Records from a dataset

....

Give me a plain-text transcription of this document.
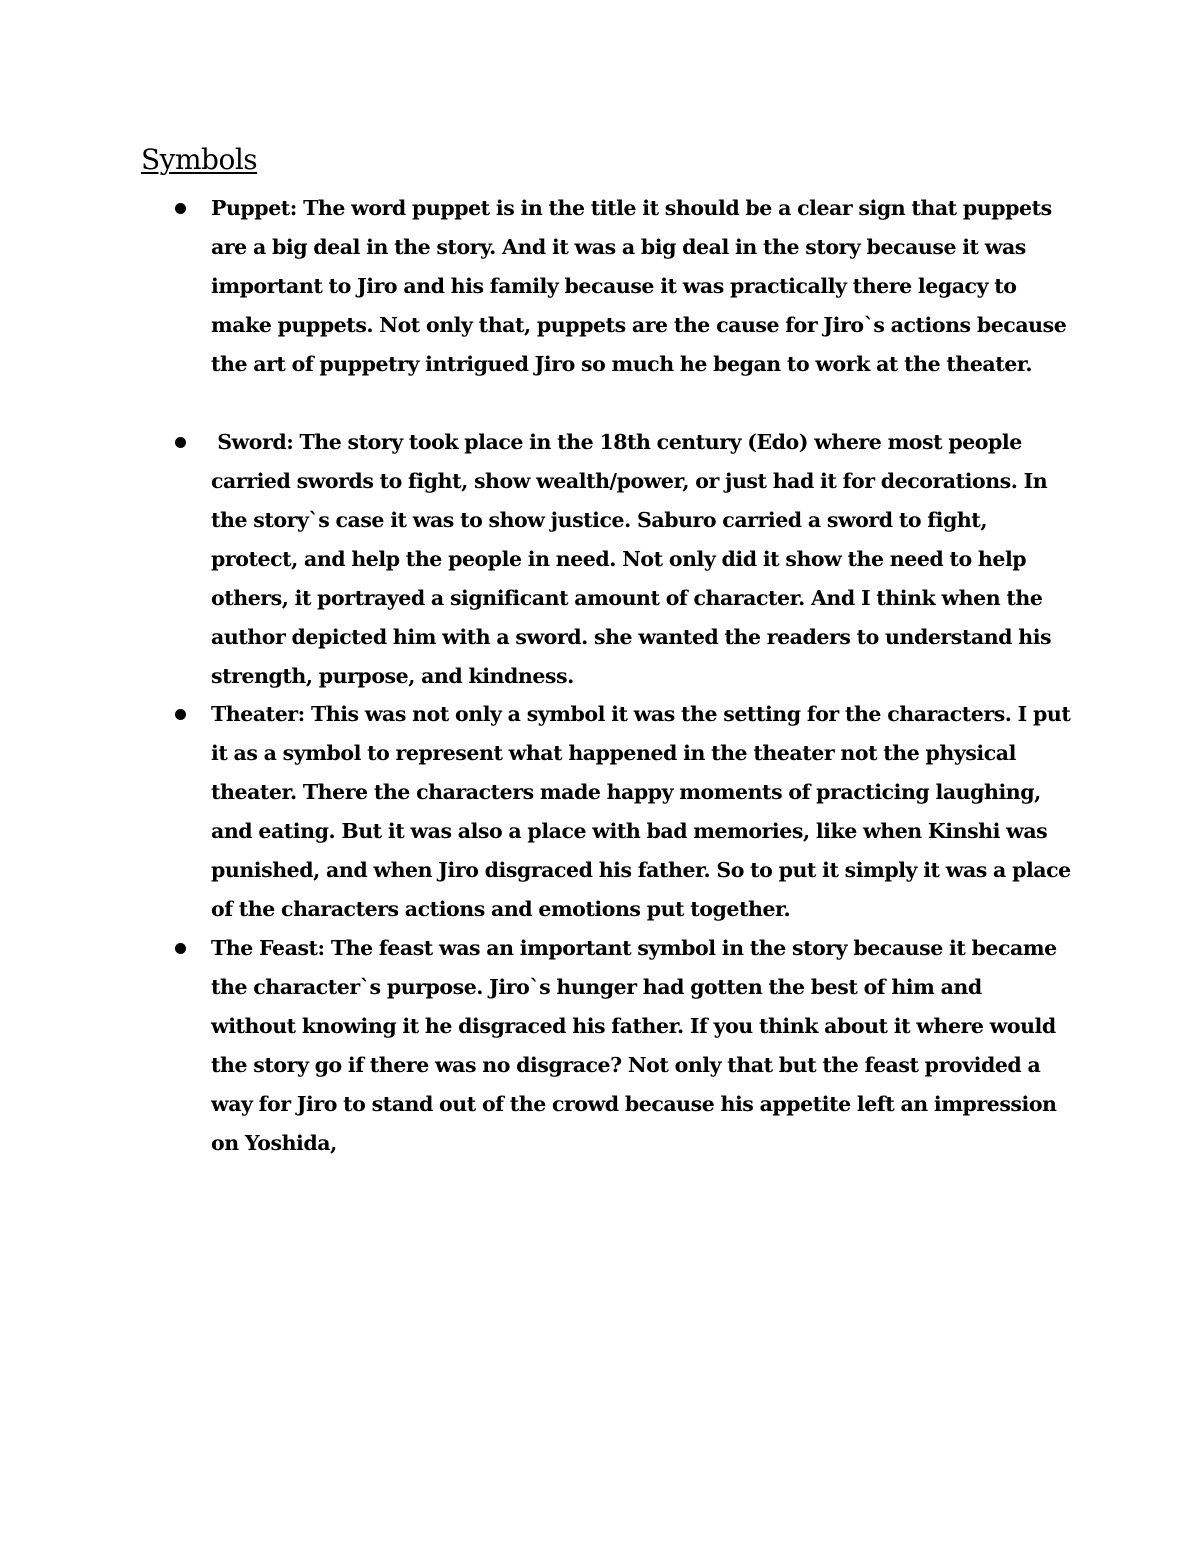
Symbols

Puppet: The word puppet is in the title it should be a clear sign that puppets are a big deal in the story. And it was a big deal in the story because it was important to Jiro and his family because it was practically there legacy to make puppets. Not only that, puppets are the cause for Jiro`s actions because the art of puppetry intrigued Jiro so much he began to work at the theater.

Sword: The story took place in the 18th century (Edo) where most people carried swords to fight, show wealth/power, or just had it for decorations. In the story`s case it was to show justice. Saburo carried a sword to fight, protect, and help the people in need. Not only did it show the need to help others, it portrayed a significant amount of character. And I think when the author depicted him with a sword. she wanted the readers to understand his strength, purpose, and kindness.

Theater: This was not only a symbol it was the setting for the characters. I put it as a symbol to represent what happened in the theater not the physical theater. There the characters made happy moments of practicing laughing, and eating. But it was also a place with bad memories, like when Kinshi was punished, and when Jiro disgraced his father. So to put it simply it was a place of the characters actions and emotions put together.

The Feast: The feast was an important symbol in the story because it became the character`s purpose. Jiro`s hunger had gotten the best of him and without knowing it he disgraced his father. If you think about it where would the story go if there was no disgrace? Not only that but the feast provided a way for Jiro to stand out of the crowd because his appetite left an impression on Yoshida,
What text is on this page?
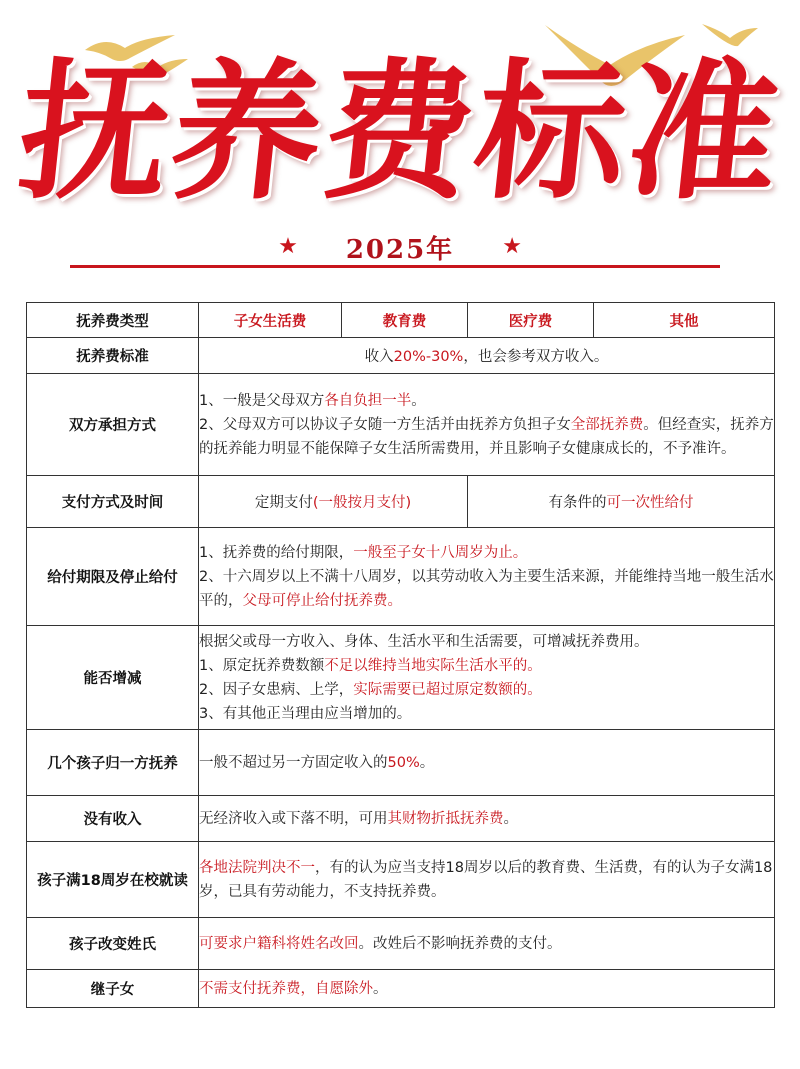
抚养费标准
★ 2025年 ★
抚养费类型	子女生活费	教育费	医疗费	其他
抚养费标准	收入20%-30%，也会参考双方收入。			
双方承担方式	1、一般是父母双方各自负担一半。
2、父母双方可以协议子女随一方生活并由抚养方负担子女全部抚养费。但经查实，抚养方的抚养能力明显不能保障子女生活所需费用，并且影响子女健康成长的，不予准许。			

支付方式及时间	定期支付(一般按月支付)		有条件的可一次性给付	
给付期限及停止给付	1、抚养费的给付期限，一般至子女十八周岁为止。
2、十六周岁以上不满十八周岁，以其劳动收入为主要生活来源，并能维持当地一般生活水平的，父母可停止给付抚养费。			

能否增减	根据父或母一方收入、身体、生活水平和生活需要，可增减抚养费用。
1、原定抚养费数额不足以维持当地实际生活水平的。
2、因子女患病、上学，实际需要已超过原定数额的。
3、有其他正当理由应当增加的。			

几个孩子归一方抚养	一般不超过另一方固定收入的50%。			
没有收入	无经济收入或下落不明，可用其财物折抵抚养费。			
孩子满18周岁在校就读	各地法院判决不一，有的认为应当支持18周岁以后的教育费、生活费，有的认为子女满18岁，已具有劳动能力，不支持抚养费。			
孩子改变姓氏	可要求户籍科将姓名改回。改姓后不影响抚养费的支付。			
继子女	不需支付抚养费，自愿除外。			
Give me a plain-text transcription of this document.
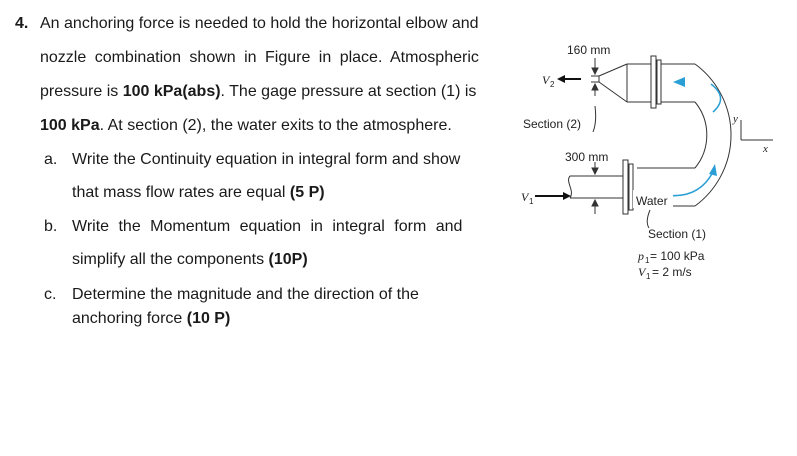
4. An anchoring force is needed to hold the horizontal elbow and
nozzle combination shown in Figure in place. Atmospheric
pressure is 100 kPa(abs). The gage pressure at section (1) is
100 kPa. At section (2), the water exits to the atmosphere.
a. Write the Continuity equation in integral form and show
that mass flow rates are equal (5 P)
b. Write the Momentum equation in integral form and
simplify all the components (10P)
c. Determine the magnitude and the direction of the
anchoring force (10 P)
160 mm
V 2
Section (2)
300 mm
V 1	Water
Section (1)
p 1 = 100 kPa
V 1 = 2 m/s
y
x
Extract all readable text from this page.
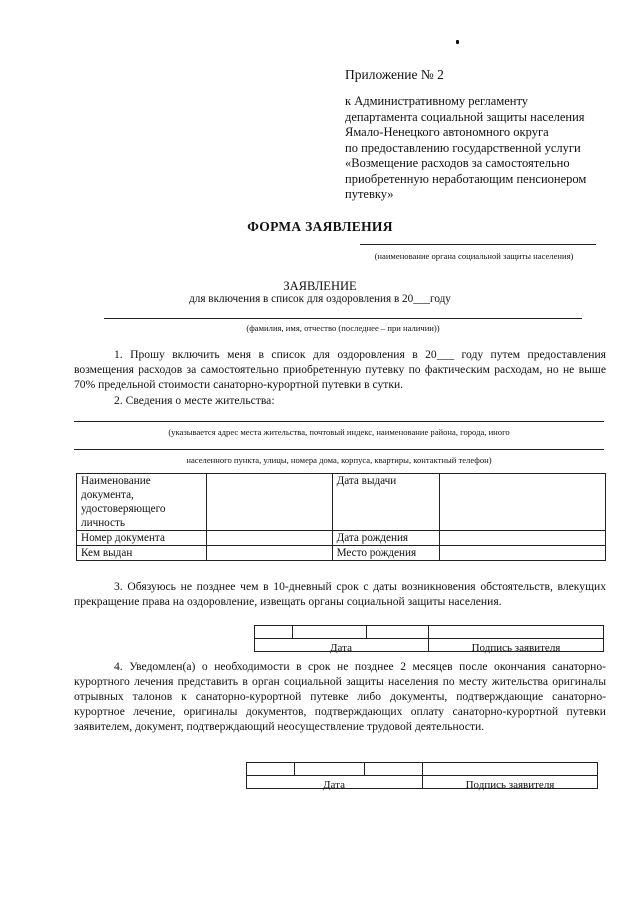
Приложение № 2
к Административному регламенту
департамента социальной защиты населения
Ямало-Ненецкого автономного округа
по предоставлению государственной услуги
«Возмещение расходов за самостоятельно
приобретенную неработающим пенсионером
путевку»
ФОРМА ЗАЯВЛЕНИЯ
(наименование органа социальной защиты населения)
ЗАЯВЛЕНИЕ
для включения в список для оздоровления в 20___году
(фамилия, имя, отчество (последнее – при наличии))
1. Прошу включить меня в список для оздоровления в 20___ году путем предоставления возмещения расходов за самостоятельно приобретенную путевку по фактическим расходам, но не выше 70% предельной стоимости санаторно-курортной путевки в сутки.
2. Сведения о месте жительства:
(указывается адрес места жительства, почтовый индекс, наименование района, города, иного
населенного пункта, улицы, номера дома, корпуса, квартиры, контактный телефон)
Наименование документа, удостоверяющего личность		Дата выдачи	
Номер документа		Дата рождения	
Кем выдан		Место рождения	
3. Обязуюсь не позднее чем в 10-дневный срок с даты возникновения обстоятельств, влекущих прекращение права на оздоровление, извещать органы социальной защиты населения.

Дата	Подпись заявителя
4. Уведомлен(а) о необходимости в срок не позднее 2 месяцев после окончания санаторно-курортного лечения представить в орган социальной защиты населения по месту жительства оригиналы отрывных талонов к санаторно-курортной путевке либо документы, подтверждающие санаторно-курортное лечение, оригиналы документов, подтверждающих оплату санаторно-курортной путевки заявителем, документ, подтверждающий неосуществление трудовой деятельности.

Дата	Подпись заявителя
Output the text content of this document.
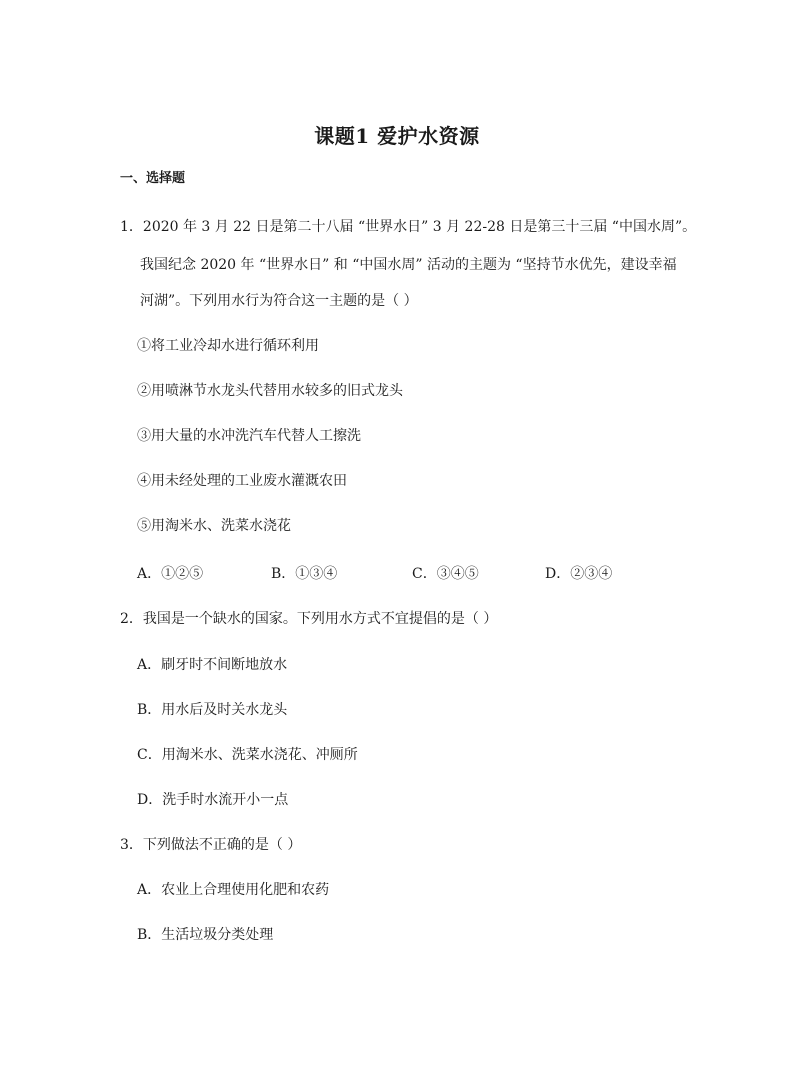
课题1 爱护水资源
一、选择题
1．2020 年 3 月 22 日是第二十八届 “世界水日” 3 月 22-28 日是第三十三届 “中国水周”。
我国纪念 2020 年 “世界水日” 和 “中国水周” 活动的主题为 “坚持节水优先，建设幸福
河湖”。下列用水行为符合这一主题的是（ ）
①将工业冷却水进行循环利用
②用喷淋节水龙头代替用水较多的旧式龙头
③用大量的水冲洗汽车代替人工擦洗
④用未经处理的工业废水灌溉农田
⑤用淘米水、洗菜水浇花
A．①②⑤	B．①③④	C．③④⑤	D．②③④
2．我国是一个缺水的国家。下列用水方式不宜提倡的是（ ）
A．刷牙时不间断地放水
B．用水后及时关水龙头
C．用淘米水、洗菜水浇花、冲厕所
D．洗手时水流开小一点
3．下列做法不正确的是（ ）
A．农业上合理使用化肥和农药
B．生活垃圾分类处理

....

PROBLEM DETAILS> The material above must be printed exactly, with its pictures left out.

COMPLETE ANSWER>
Give me a plain-text transcription of this document.
Symbols

Puppet: The word puppet is in the title it should be a clear sign that puppets are a big deal in the story. And it was a big deal in the story because it was important to Jiro and his family because it was practically there legacy to make puppets. Not only that, puppets are the cause for Jiro`s actions because the art of puppetry intrigued Jiro so much he began to work at the theater.

Sword: The story took place in the 18th century (Edo) where most people carried swords to fight, show wealth/power, or just had it for decorations. In the story`s case it was to show justice. Saburo carried a sword to fight, protect, and help the people in need. Not only did it show the need to help others, it portrayed a significant amount of character. And I think when the author depicted him with a sword. she wanted the readers to understand his strength, purpose, and kindness.

Theater: This was not only a symbol it was the setting for the characters. I put it as a symbol to represent what happened in the theater not the physical theater. There the characters made happy moments of practicing laughing, and eating. But it was also a place with bad memories, like when Kinshi was punished, and when Jiro disgraced his father. So to put it simply it was a place of the characters actions and emotions put together.

The Feast: The feast was an important symbol in the story because it became the character`s purpose. Jiro`s hunger had gotten the best of him and without knowing it he disgraced his father. If you think about it where would the story go if there was no disgrace? Not only that but the feast provided a way for Jiro to stand out of the crowd because his appetite left an impression on Yoshida,
What text is on this page?
抚养费标准
★ 2025年 ★
抚养费类型	子女生活费	教育费	医疗费	其他
抚养费标准	收入20%-30%，也会参考双方收入。			
双方承担方式	1、一般是父母双方各自负担一半。
2、父母双方可以协议子女随一方生活并由抚养方负担子女全部抚养费。但经查实，抚养方的抚养能力明显不能保障子女生活所需费用，并且影响子女健康成长的，不予准许。			

支付方式及时间	定期支付(一般按月支付)		有条件的可一次性给付	
给付期限及停止给付	1、抚养费的给付期限，一般至子女十八周岁为止。
2、十六周岁以上不满十八周岁，以其劳动收入为主要生活来源，并能维持当地一般生活水平的，父母可停止给付抚养费。			

能否增减	根据父或母一方收入、身体、生活水平和生活需要，可增减抚养费用。
1、原定抚养费数额不足以维持当地实际生活水平的。
2、因子女患病、上学，实际需要已超过原定数额的。
3、有其他正当理由应当增加的。			

几个孩子归一方抚养	一般不超过另一方固定收入的50%。			
没有收入	无经济收入或下落不明，可用其财物折抵抚养费。			
孩子满18周岁在校就读	各地法院判决不一，有的认为应当支持18周岁以后的教育费、生活费，有的认为子女满18岁，已具有劳动能力，不支持抚养费。			
孩子改变姓氏	可要求户籍科将姓名改回。改姓后不影响抚养费的支付。			
继子女	不需支付抚养费，自愿除外。			
Give me a plain-text transcription of this document.
4. An anchoring force is needed to hold the horizontal elbow and
nozzle combination shown in Figure in place. Atmospheric
pressure is 100 kPa(abs). The gage pressure at section (1) is
100 kPa. At section (2), the water exits to the atmosphere.
a. Write the Continuity equation in integral form and show
that mass flow rates are equal (5 P)
b. Write the Momentum equation in integral form and
simplify all the components (10P)
c. Determine the magnitude and the direction of the
anchoring force (10 P)
160 mm
V 2
Section (2)
300 mm
V 1	Water
Section (1)
p 1 = 100 kPa
V 1 = 2 m/s
y
x
Extract all readable text from this page.
Приложение № 2
к Административному регламенту
департамента социальной защиты населения
Ямало-Ненецкого автономного округа
по предоставлению государственной услуги
«Возмещение расходов за самостоятельно
приобретенную неработающим пенсионером
путевку»
ФОРМА ЗАЯВЛЕНИЯ
(наименование органа социальной защиты населения)
ЗАЯВЛЕНИЕ
для включения в список для оздоровления в 20___году
(фамилия, имя, отчество (последнее – при наличии))
1. Прошу включить меня в список для оздоровления в 20___ году путем предоставления возмещения расходов за самостоятельно приобретенную путевку по фактическим расходам, но не выше 70% предельной стоимости санаторно-курортной путевки в сутки.
2. Сведения о месте жительства:
(указывается адрес места жительства, почтовый индекс, наименование района, города, иного
населенного пункта, улицы, номера дома, корпуса, квартиры, контактный телефон)
Наименование документа, удостоверяющего личность		Дата выдачи	
Номер документа		Дата рождения	
Кем выдан		Место рождения	
3. Обязуюсь не позднее чем в 10-дневный срок с даты возникновения обстоятельств, влекущих прекращение права на оздоровление, извещать органы социальной защиты населения.

Дата	Подпись заявителя
4. Уведомлен(а) о необходимости в срок не позднее 2 месяцев после окончания санаторно-курортного лечения представить в орган социальной защиты населения по месту жительства оригиналы отрывных талонов к санаторно-курортной путевке либо документы, подтверждающие санаторно-курортное лечение, оригиналы документов, подтверждающих оплату санаторно-курортной путевки заявителем, документ, подтверждающий неосуществление трудовой деятельности.

Дата	Подпись заявителя
Output the text content of this document.
课题1 爱护水资源
一、选择题
1．2020 年 3 月 22 日是第二十八届 “世界水日” 3 月 22-28 日是第三十三届 “中国水周”。
我国纪念 2020 年 “世界水日” 和 “中国水周” 活动的主题为 “坚持节水优先，建设幸福
河湖”。下列用水行为符合这一主题的是（ ）
①将工业冷却水进行循环利用
②用喷淋节水龙头代替用水较多的旧式龙头
③用大量的水冲洗汽车代替人工擦洗
④用未经处理的工业废水灌溉农田
⑤用淘米水、洗菜水浇花
A．①②⑤	B．①③④	C．③④⑤	D．②③④
2．我国是一个缺水的国家。下列用水方式不宜提倡的是（ ）
A．刷牙时不间断地放水
B．用水后及时关水龙头
C．用淘米水、洗菜水浇花、冲厕所
D．洗手时水流开小一点
3．下列做法不正确的是（ ）
A．农业上合理使用化肥和农药
B．生活垃圾分类处理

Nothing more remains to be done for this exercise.